> _Required work_
Repeat every record below exactly, but leave out any pictures.

> _Material shown_
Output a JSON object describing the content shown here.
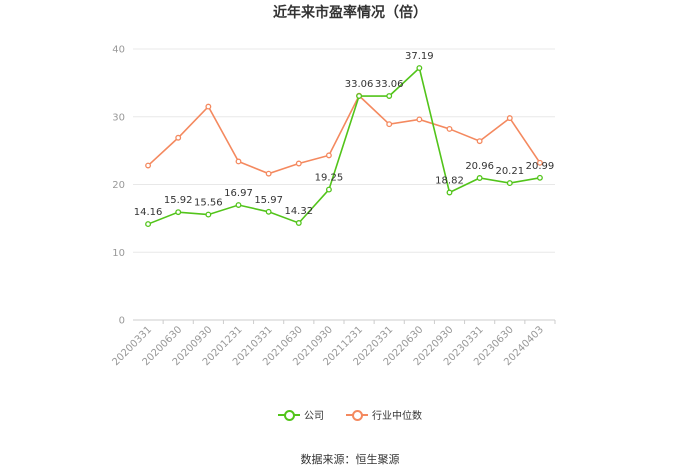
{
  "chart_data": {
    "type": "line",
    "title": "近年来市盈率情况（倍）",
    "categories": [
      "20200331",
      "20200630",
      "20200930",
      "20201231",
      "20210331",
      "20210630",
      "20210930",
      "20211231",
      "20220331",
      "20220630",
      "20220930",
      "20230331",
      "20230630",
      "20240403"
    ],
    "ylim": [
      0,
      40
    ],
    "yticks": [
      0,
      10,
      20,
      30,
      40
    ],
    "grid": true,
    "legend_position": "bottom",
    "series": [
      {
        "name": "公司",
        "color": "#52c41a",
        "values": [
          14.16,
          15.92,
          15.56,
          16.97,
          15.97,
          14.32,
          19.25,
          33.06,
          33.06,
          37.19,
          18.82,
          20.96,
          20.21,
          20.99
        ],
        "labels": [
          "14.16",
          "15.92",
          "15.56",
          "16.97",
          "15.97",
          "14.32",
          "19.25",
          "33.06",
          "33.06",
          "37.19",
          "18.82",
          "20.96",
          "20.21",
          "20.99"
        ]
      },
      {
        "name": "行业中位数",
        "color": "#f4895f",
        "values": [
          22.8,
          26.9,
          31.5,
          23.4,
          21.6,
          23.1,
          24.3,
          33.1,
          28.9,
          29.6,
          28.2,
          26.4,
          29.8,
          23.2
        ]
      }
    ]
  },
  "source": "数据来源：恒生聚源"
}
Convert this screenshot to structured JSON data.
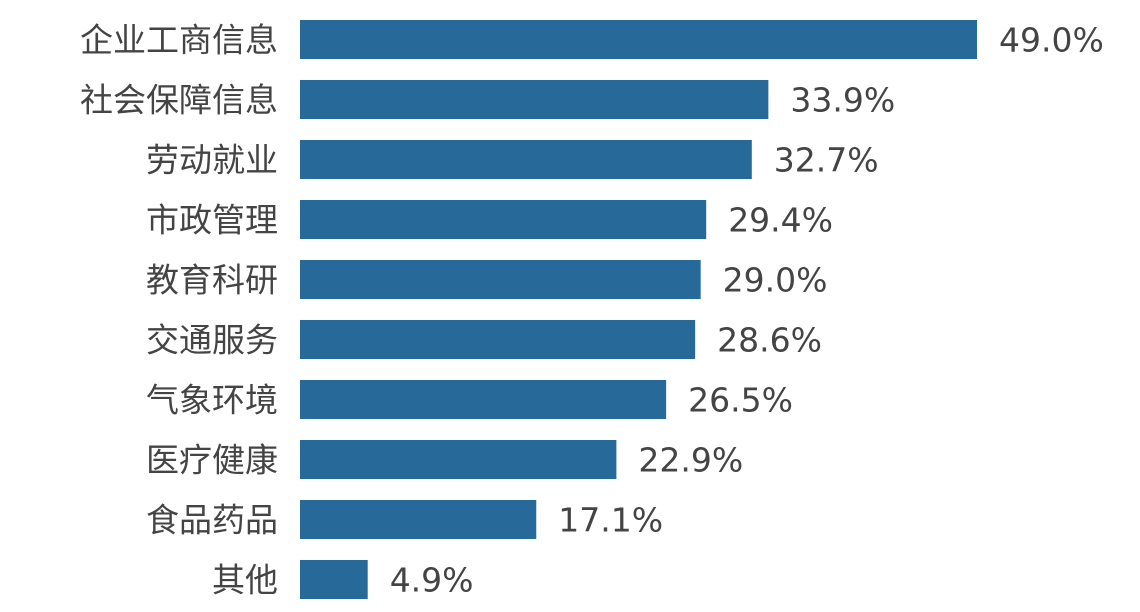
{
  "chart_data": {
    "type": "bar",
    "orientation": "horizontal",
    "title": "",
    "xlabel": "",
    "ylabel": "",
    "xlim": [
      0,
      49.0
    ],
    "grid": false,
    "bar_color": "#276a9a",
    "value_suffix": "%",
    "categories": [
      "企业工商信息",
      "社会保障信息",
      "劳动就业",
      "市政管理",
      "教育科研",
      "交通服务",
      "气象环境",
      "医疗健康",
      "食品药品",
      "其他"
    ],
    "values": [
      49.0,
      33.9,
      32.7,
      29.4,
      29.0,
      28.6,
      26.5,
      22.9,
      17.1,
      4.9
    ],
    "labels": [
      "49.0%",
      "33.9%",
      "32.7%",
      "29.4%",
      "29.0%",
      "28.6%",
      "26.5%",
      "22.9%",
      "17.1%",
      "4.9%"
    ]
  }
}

> _Exercise result_
Output a JSON object describing the content shown here.
{
  "chart_data": {
    "type": "line",
    "title": "近年来市盈率情况（倍）",
    "categories": [
      "20200331",
      "20200630",
      "20200930",
      "20201231",
      "20210331",
      "20210630",
      "20210930",
      "20211231",
      "20220331",
      "20220630",
      "20220930",
      "20230331",
      "20230630",
      "20240403"
    ],
    "ylim": [
      0,
      40
    ],
    "yticks": [
      0,
      10,
      20,
      30,
      40
    ],
    "grid": true,
    "legend_position": "bottom",
    "series": [
      {
        "name": "公司",
        "color": "#52c41a",
        "values": [
          14.16,
          15.92,
          15.56,
          16.97,
          15.97,
          14.32,
          19.25,
          33.06,
          33.06,
          37.19,
          18.82,
          20.96,
          20.21,
          20.99
        ],
        "labels": [
          "14.16",
          "15.92",
          "15.56",
          "16.97",
          "15.97",
          "14.32",
          "19.25",
          "33.06",
          "33.06",
          "37.19",
          "18.82",
          "20.96",
          "20.21",
          "20.99"
        ]
      },
      {
        "name": "行业中位数",
        "color": "#f4895f",
        "values": [
          22.8,
          26.9,
          31.5,
          23.4,
          21.6,
          23.1,
          24.3,
          33.1,
          28.9,
          29.6,
          28.2,
          26.4,
          29.8,
          23.2
        ]
      }
    ]
  },
  "source": "数据来源：恒生聚源"
}
Convert this screenshot to structured JSON data.
{
  "chart_data": {
    "type": "bar",
    "orientation": "horizontal",
    "title": "",
    "xlabel": "",
    "ylabel": "",
    "xlim": [
      0,
      49.0
    ],
    "grid": false,
    "bar_color": "#276a9a",
    "value_suffix": "%",
    "categories": [
      "企业工商信息",
      "社会保障信息",
      "劳动就业",
      "市政管理",
      "教育科研",
      "交通服务",
      "气象环境",
      "医疗健康",
      "食品药品",
      "其他"
    ],
    "values": [
      49.0,
      33.9,
      32.7,
      29.4,
      29.0,
      28.6,
      26.5,
      22.9,
      17.1,
      4.9
    ],
    "labels": [
      "49.0%",
      "33.9%",
      "32.7%",
      "29.4%",
      "29.0%",
      "28.6%",
      "26.5%",
      "22.9%",
      "17.1%",
      "4.9%"
    ]
  }
}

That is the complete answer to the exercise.